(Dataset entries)
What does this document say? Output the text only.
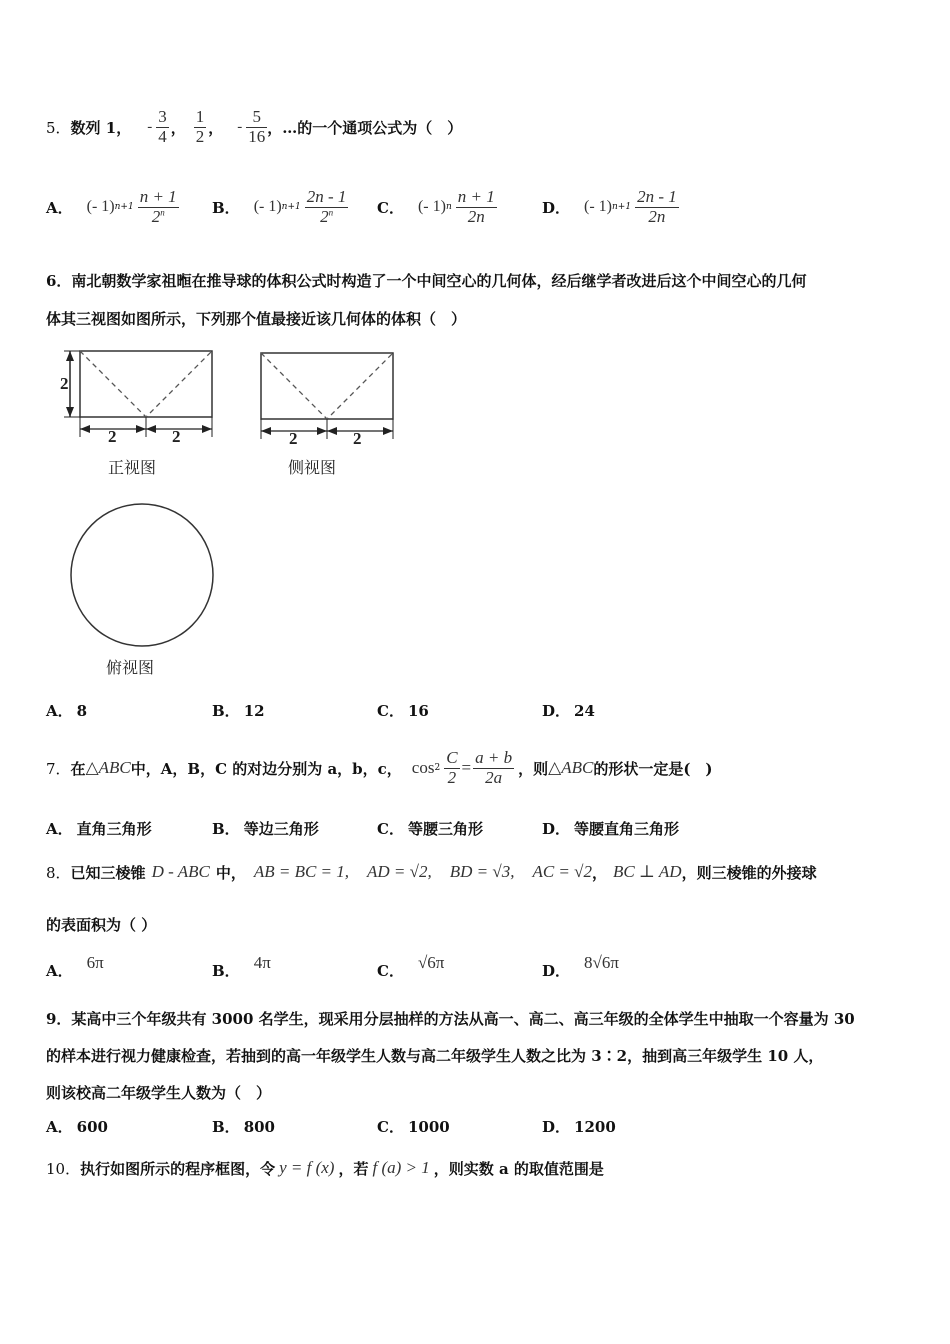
5． 数列 1， - $\frac{3}{4}$ ， $\frac{1}{2}$ ， - $\frac{5}{16}$ ，…的一个通项公式为（　）
A． (- 1) $n+1 \frac{n + 1}{2^n}$ B． (- 1) $n+1 \frac{2n - 1}{2^n}$ C． (- 1) n $\frac{n + 1}{2n}$	D． (- 1) $n+1 \frac{2n - 1}{2n}$
6．南北朝数学家祖暅在推导球的体积公式时构造了一个中间空心的几何体，经后继学者改进后这个中间空心的几何
体其三视图如图所示，下列那个值最接近该几何体的体积（　）
2
2	2
正视图
2	2
侧视图
俯视图
A． 8	B． 12	C． 16	D． 24
7． 在 △ABC 中，A，B，C 的对边分别为 a，b，c， $\cos 2 \frac{C}{2} = \frac{a + b}{2a}$ ，则 △ABC 的形状一定是(　)
A． 直角三角形	B． 等边三角形	C． 等腰三角形	D． 等腰直角三角形
8． 已知三棱锥 D - ABC 中， AB = BC = 1, AD = √2, BD = √3, AC = √2 ， BC ⊥ AD ，则三棱锥的外接球
的表面积为（ ）
A． 6π	B． 4π	C． √6π	D． 8√6π
9．某高中三个年级共有 3000 名学生，现采用分层抽样的方法从高一、高二、高三年级的全体学生中抽取一个容量为 30
的样本进行视力健康检查，若抽到的高一年级学生人数与高二年级学生人数之比为 3∶2，抽到高三年级学生 10 人，
则该校高二年级学生人数为（　）
A． 600	B． 800	C． 1000	D． 1200
10． 执行如图所示的程序框图，令 y = f (x) ，若 f (a) > 1 ，则实数 a 的取值范围是
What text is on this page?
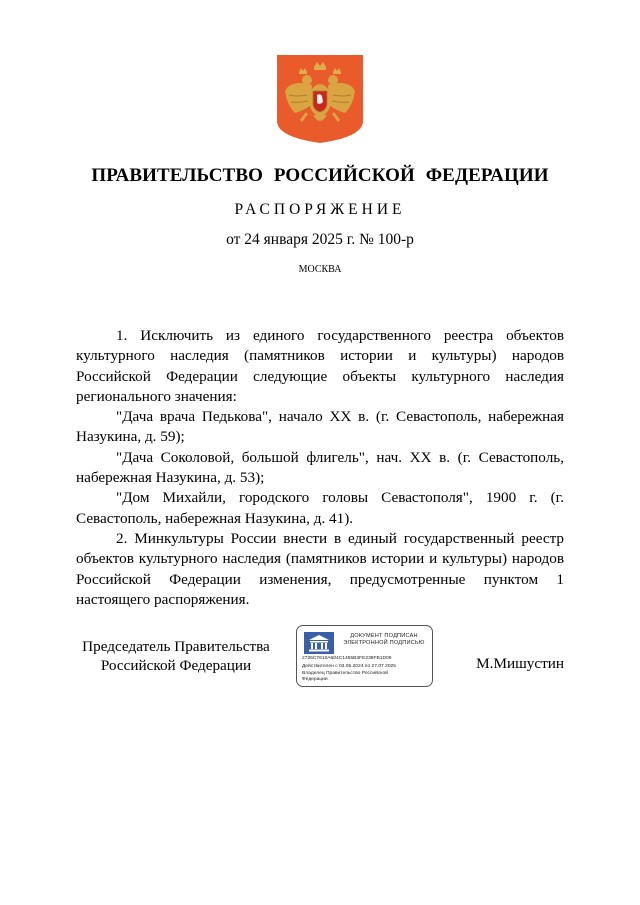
ПРАВИТЕЛЬСТВО РОССИЙСКОЙ ФЕДЕРАЦИИ
РАСПОРЯЖЕНИЕ
от 24 января 2025 г. № 100-р
МОСКВА

1. Исключить из единого государственного реестра объектов культурного наследия (памятников истории и культуры) народов Российской Федерации следующие объекты культурного наследия регионального значения:

"Дача врача Педькова", начало XX в. (г. Севастополь, набережная Назукина, д. 59);

"Дача Соколовой, большой флигель", нач. XX в. (г. Севастополь, набережная Назукина, д. 53);

"Дом Михайли, городского головы Севастополя", 1900 г. (г. Севастополь, набережная Назукина, д. 41).

2. Минкультуры России внести в единый государственный реестр объектов культурного наследия (памятников истории и культуры) народов Российской Федерации изменения, предусмотренные пунктом 1 настоящего распоряжения.

Председатель Правительства
Российской Федерации
ДОКУМЕНТ ПОДПИСАН
ЭЛЕКТРОННОЙ ПОДПИСЬЮ
2726C7610A604C1455B3FE238FB1D09
Действителен с 03.05.2024 по 27.07.2025
Владелец Правительство Российской
Федерации
М.Мишустин
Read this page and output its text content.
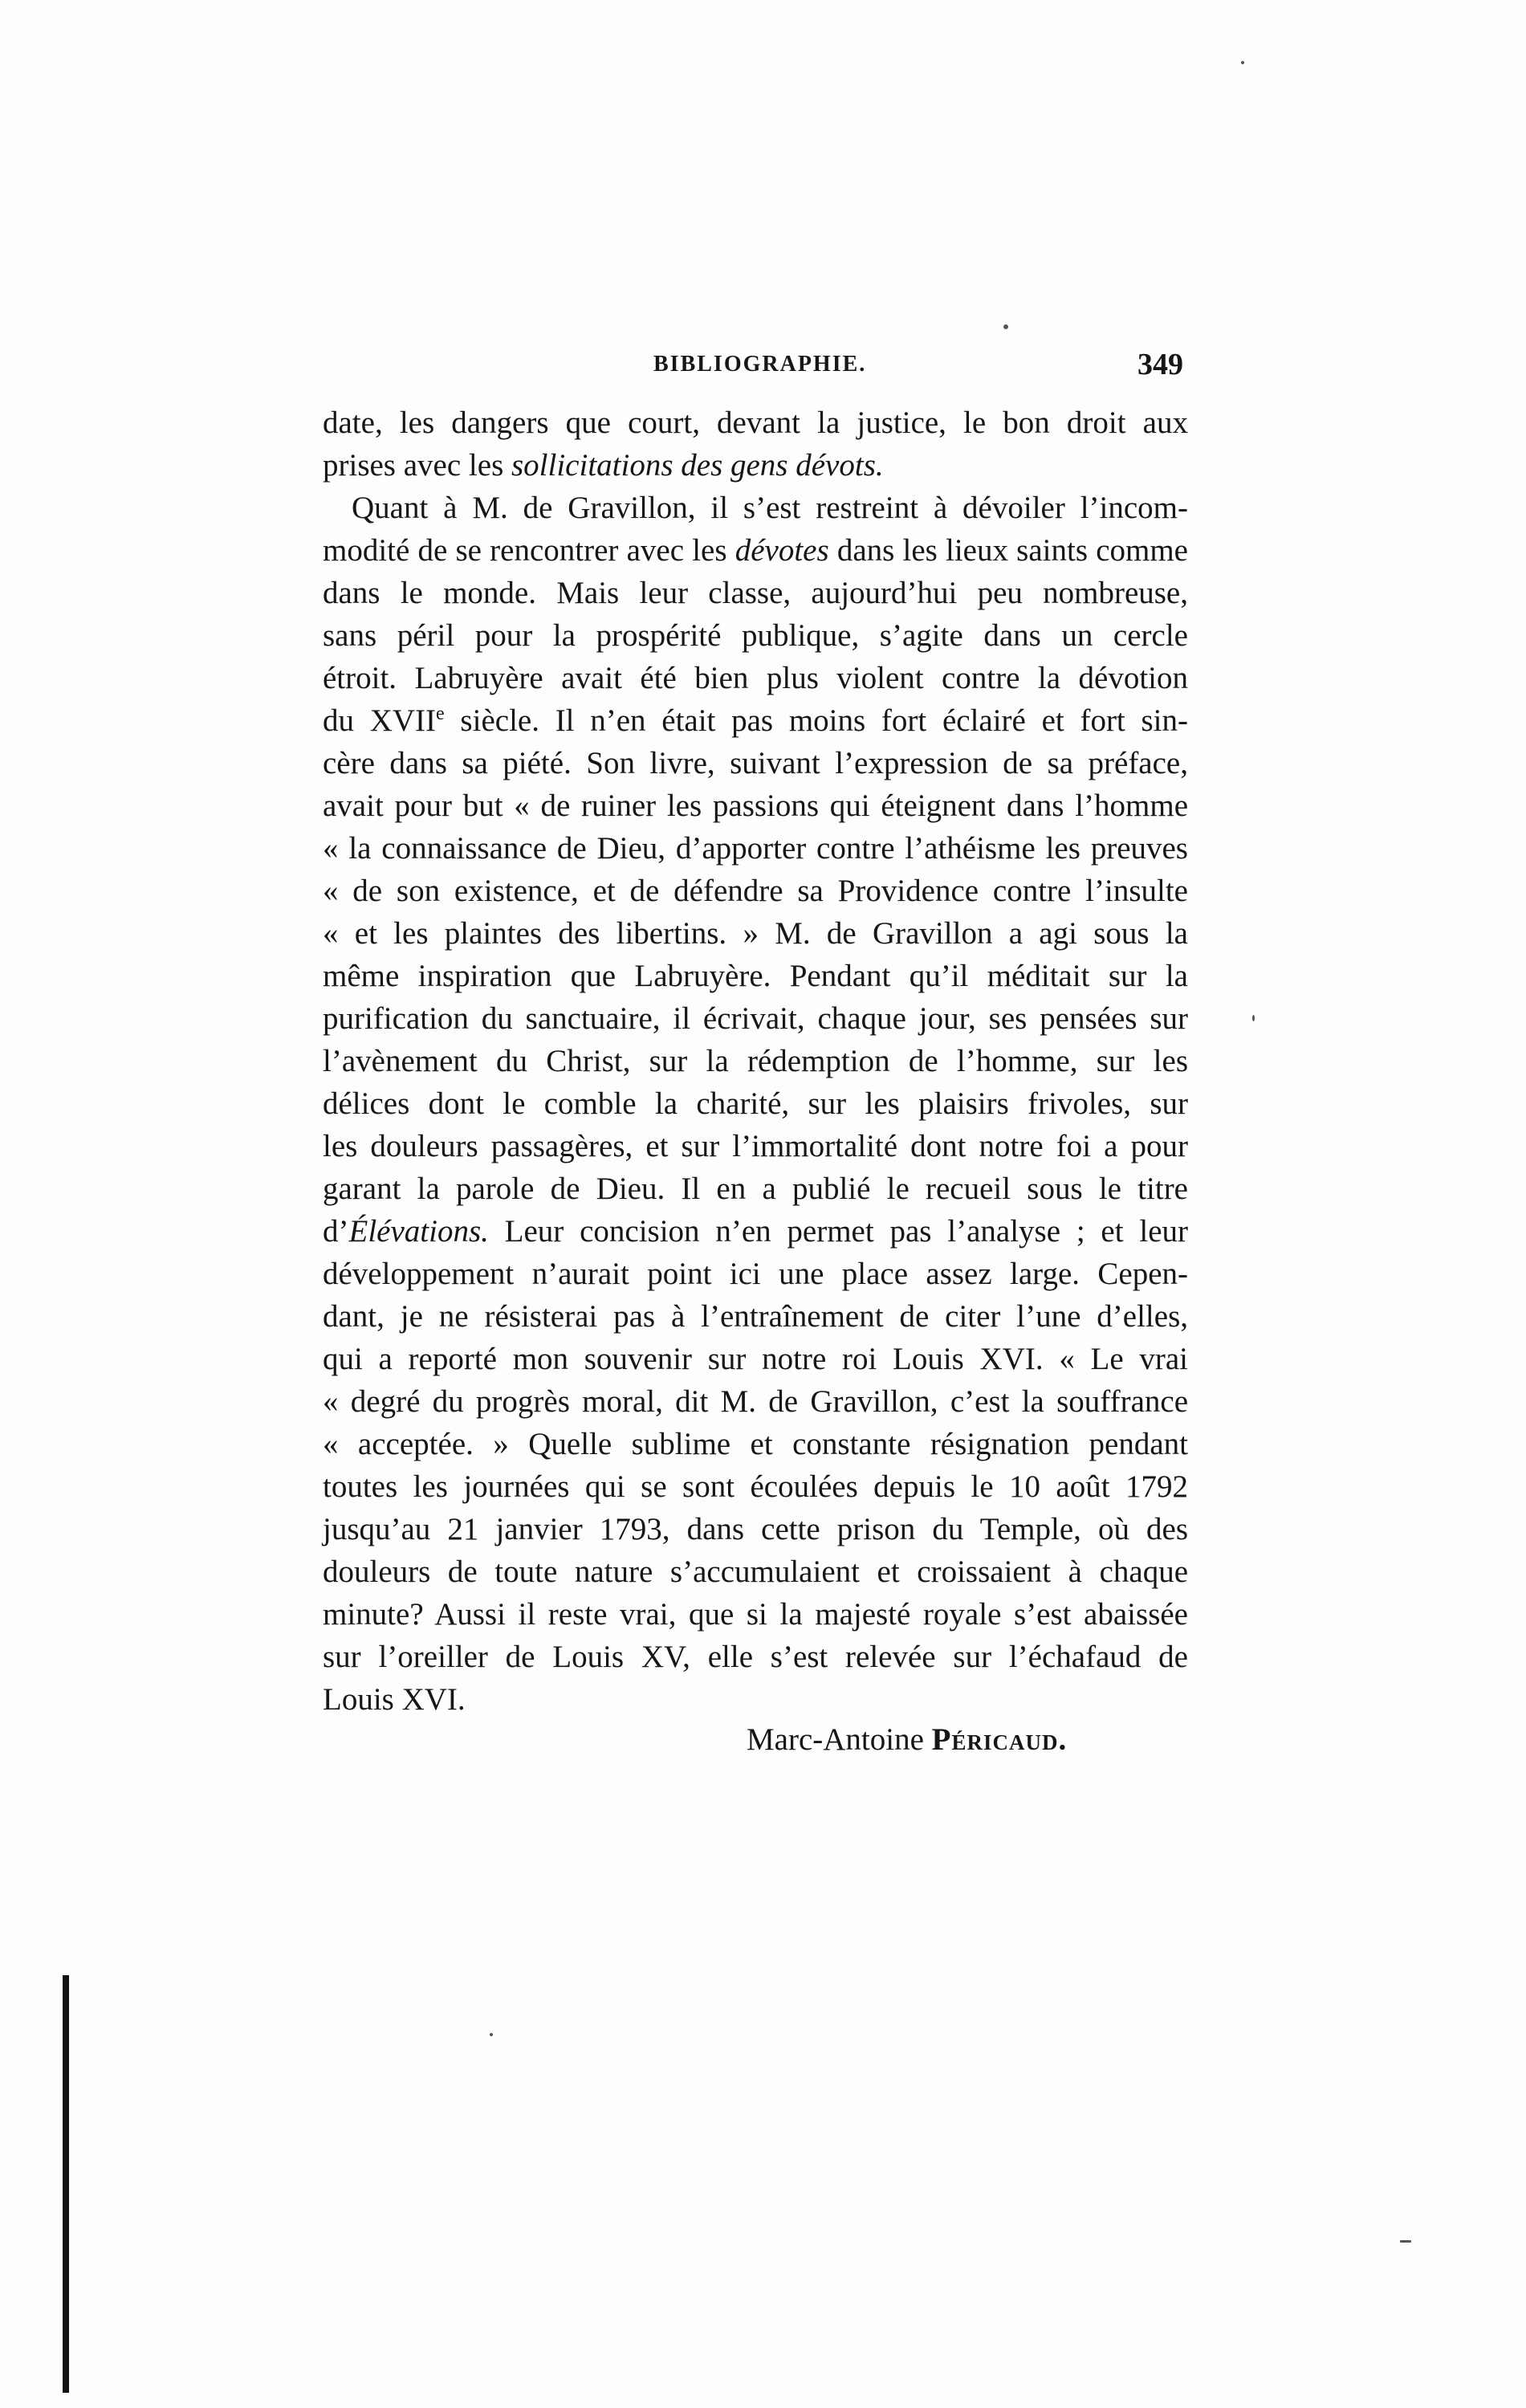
BIBLIOGRAPHIE.	349
date, les dangers que court, devant la justice, le bon droit aux
prises avec les sollicitations des gens dévots.
Quant à M. de Gravillon, il s’est restreint à dévoiler l’incom-
modité de se rencontrer avec les dévotes dans les lieux saints comme
dans le monde. Mais leur classe, aujourd’hui peu nombreuse,
sans péril pour la prospérité publique, s’agite dans un cercle
étroit. Labruyère avait été bien plus violent contre la dévotion
du XVIIe siècle. Il n’en était pas moins fort éclairé et fort sin-
cère dans sa piété. Son livre, suivant l’expression de sa préface,
avait pour but « de ruiner les passions qui éteignent dans l’homme
« la connaissance de Dieu, d’apporter contre l’athéisme les preuves
« de son existence, et de défendre sa Providence contre l’insulte
« et les plaintes des libertins. » M. de Gravillon a agi sous la
même inspiration que Labruyère. Pendant qu’il méditait sur la
purification du sanctuaire, il écrivait, chaque jour, ses pensées sur
l’avènement du Christ, sur la rédemption de l’homme, sur les
délices dont le comble la charité, sur les plaisirs frivoles, sur
les douleurs passagères, et sur l’immortalité dont notre foi a pour
garant la parole de Dieu. Il en a publié le recueil sous le titre
d’Élévations. Leur concision n’en permet pas l’analyse ; et leur
développement n’aurait point ici une place assez large. Cepen-
dant, je ne résisterai pas à l’entraînement de citer l’une d’elles,
qui a reporté mon souvenir sur notre roi Louis XVI. « Le vrai
« degré du progrès moral, dit M. de Gravillon, c’est la souffrance
« acceptée. » Quelle sublime et constante résignation pendant
toutes les journées qui se sont écoulées depuis le 10 août 1792
jusqu’au 21 janvier 1793, dans cette prison du Temple, où des
douleurs de toute nature s’accumulaient et croissaient à chaque
minute? Aussi il reste vrai, que si la majesté royale s’est abaissée
sur l’oreiller de Louis XV, elle s’est relevée sur l’échafaud de
Louis XVI.
Marc-Antoine Péricaud.
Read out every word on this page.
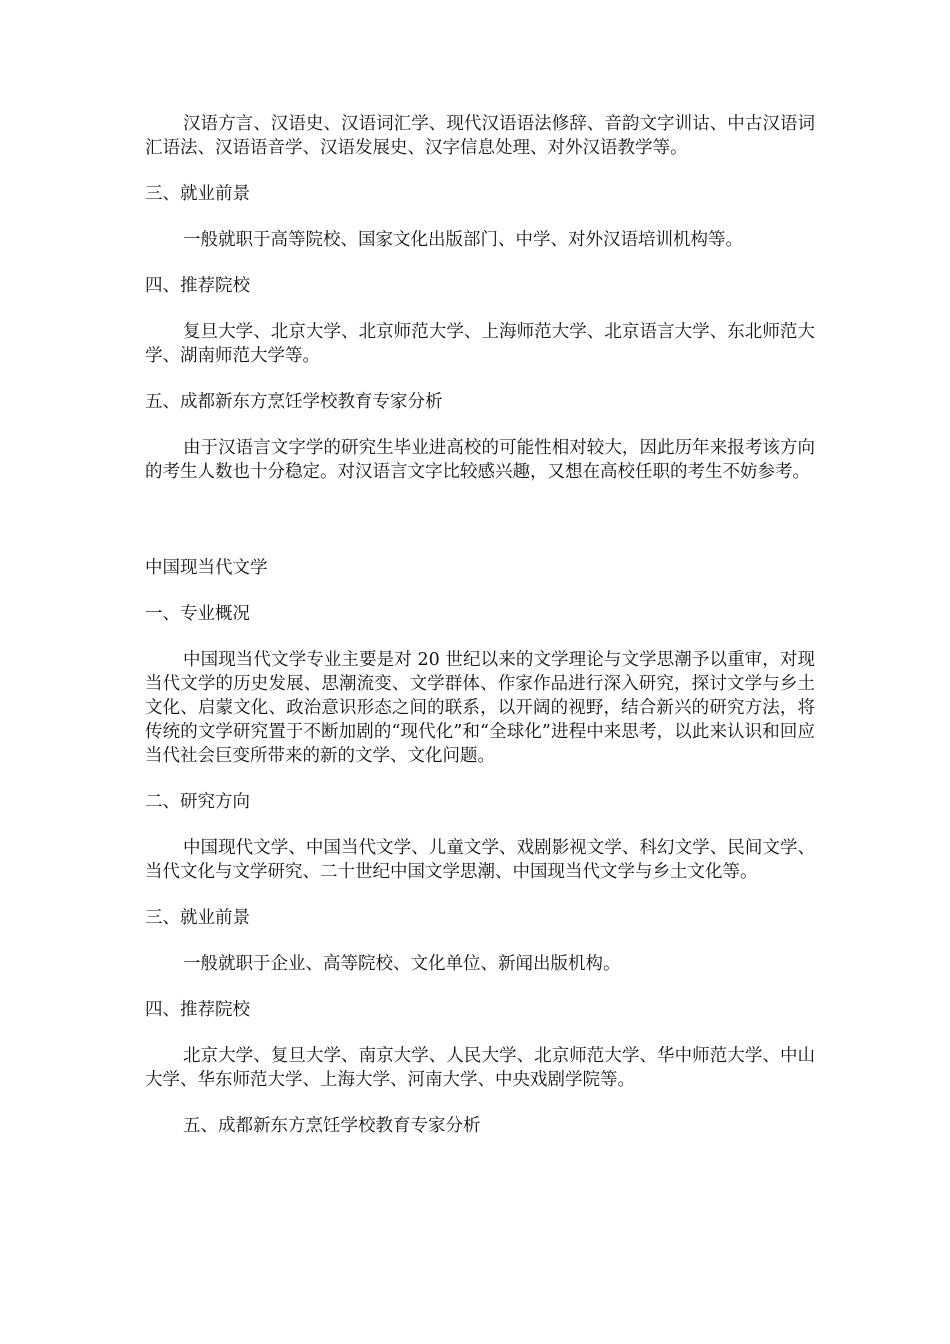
汉语方言、汉语史、汉语词汇学、现代汉语语法修辞、音韵文字训诂、中古汉语词汇语法、汉语语音学、汉语发展史、汉字信息处理、对外汉语教学等。

三、就业前景

一般就职于高等院校、国家文化出版部门、中学、对外汉语培训机构等。

四、推荐院校

复旦大学、北京大学、北京师范大学、上海师范大学、北京语言大学、东北师范大学、湖南师范大学等。

五、成都新东方烹饪学校教育专家分析

由于汉语言文字学的研究生毕业进高校的可能性相对较大，因此历年来报考该方向的考生人数也十分稳定。对汉语言文字比较感兴趣，又想在高校任职的考生不妨参考。

中国现当代文学

一、专业概况

中国现当代文学专业主要是对 20 世纪以来的文学理论与文学思潮予以重审，对现当代文学的历史发展、思潮流变、文学群体、作家作品进行深入研究，探讨文学与乡土文化、启蒙文化、政治意识形态之间的联系，以开阔的视野，结合新兴的研究方法，将传统的文学研究置于不断加剧的“现代化”和“全球化”进程中来思考，以此来认识和回应当代社会巨变所带来的新的文学、文化问题。

二、研究方向

中国现代文学、中国当代文学、儿童文学、戏剧影视文学、科幻文学、民间文学、当代文化与文学研究、二十世纪中国文学思潮、中国现当代文学与乡土文化等。

三、就业前景

一般就职于企业、高等院校、文化单位、新闻出版机构。

四、推荐院校

北京大学、复旦大学、南京大学、人民大学、北京师范大学、华中师范大学、中山大学、华东师范大学、上海大学、河南大学、中央戏剧学院等。

五、成都新东方烹饪学校教育专家分析
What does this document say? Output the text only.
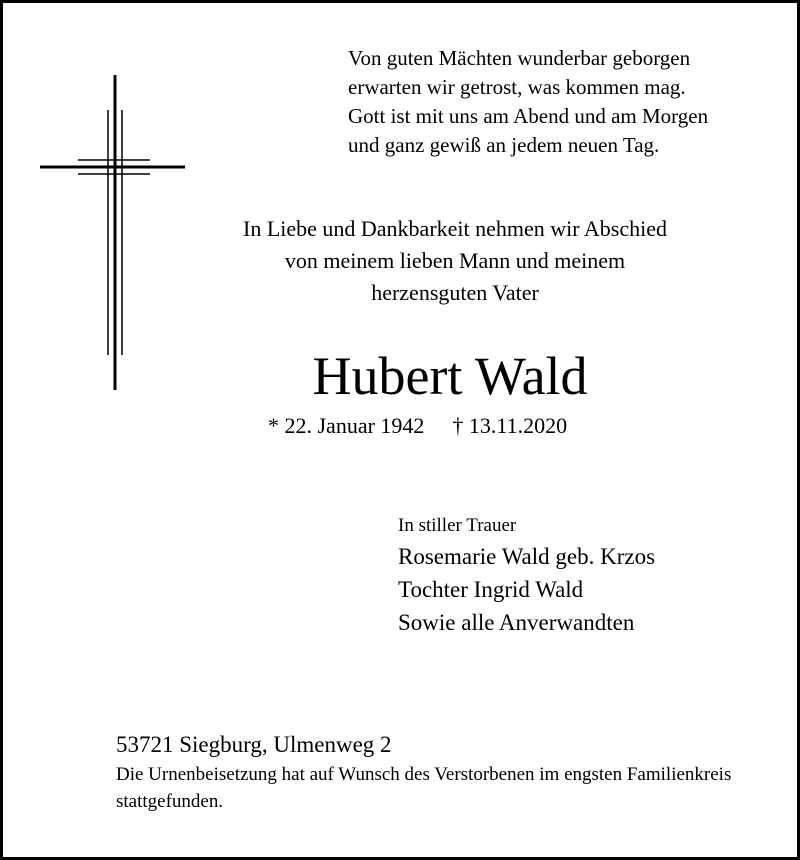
Von guten Mächten wunderbar geborgen
erwarten wir getrost, was kommen mag.
Gott ist mit uns am Abend und am Morgen
und ganz gewiß an jedem neuen Tag.
In Liebe und Dankbarkeit nehmen wir Abschied
von meinem lieben Mann und meinem
herzensguten Vater
Hubert Wald
* 22. Januar 1942 † 13.11.2020
In stiller Trauer
Rosemarie Wald geb. Krzos
Tochter Ingrid Wald
Sowie alle Anverwandten
53721 Siegburg, Ulmenweg 2
Die Urnenbeisetzung hat auf Wunsch des Verstorbenen im engsten Familienkreis stattgefunden.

Exercise task - Copy out each line of the records where the string "pour" appears.

Worked answer -
sans péril pour la prospérité publique, s’agite dans un cercle
avait pour but « de ruiner les passions qui éteignent dans l’homme
les douleurs passagères, et sur l’immortalité dont notre foi a pour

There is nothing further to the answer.